◆ Short problem ◆
Work out how many lines of the listing hold the string "this", then answer with that number and nothing else.

Collected data entries
-----
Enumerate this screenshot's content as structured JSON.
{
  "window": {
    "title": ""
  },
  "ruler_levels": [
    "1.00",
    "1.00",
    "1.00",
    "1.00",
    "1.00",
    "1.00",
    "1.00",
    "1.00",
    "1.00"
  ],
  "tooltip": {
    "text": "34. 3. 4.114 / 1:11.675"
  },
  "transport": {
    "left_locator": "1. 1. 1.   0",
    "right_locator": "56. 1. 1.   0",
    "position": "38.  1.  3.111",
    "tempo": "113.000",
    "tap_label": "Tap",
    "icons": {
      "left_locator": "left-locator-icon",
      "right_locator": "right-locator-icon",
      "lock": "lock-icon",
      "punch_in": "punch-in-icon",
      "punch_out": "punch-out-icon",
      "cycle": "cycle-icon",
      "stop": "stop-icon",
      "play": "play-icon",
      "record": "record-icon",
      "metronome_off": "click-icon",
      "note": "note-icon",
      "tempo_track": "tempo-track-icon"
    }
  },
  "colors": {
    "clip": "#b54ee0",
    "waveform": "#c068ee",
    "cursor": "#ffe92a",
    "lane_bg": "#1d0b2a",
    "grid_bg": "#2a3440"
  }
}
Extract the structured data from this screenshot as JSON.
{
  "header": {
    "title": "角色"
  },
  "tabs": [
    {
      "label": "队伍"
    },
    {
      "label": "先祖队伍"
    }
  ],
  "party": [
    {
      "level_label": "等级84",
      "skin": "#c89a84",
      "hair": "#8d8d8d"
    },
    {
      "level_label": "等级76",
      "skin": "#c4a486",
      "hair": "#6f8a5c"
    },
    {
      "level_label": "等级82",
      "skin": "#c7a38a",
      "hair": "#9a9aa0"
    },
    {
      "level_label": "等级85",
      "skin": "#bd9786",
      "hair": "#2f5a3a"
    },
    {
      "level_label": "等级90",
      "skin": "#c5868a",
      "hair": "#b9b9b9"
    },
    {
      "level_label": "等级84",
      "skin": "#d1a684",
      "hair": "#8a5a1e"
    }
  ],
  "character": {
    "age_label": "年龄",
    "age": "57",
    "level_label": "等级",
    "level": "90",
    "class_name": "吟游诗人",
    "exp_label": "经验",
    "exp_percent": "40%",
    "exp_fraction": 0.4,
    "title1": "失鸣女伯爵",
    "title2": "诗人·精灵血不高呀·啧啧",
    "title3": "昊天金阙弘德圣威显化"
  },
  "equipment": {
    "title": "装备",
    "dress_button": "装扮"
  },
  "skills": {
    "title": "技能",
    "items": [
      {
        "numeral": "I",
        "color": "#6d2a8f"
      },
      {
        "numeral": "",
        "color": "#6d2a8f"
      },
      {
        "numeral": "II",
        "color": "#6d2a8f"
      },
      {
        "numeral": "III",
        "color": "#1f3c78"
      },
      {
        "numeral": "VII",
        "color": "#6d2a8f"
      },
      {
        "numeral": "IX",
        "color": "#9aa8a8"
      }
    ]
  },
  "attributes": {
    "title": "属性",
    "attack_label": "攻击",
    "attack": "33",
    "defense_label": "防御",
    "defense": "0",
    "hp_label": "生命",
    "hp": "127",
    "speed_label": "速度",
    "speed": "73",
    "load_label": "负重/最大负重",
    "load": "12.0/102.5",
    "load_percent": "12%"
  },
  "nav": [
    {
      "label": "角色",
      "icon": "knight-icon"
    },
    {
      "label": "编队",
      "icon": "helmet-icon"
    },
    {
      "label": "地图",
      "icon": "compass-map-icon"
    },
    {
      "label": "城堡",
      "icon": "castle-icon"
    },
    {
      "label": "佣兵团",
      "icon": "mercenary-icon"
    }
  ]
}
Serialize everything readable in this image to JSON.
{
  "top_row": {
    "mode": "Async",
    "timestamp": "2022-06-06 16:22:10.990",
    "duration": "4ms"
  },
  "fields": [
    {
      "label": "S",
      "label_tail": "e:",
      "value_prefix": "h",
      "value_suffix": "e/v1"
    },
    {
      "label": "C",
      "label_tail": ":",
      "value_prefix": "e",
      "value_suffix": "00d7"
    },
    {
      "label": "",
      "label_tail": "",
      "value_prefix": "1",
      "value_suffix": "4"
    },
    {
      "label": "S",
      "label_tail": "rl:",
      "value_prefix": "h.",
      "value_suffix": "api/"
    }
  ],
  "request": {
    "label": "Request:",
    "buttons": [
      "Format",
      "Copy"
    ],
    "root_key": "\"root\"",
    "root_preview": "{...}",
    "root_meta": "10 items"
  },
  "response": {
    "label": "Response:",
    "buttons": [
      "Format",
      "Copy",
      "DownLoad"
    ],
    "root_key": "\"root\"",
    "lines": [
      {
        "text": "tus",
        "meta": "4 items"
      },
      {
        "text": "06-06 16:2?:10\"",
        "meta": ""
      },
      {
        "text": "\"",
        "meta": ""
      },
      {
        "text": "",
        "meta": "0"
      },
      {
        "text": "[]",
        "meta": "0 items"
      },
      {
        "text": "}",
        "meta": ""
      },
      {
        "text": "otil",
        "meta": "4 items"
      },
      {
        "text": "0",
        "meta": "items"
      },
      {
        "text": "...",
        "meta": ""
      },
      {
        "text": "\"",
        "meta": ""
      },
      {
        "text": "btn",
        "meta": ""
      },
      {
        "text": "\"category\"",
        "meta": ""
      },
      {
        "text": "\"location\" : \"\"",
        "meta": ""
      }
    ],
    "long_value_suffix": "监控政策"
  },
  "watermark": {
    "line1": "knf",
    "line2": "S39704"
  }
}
-----
◆ Full answer ◆
3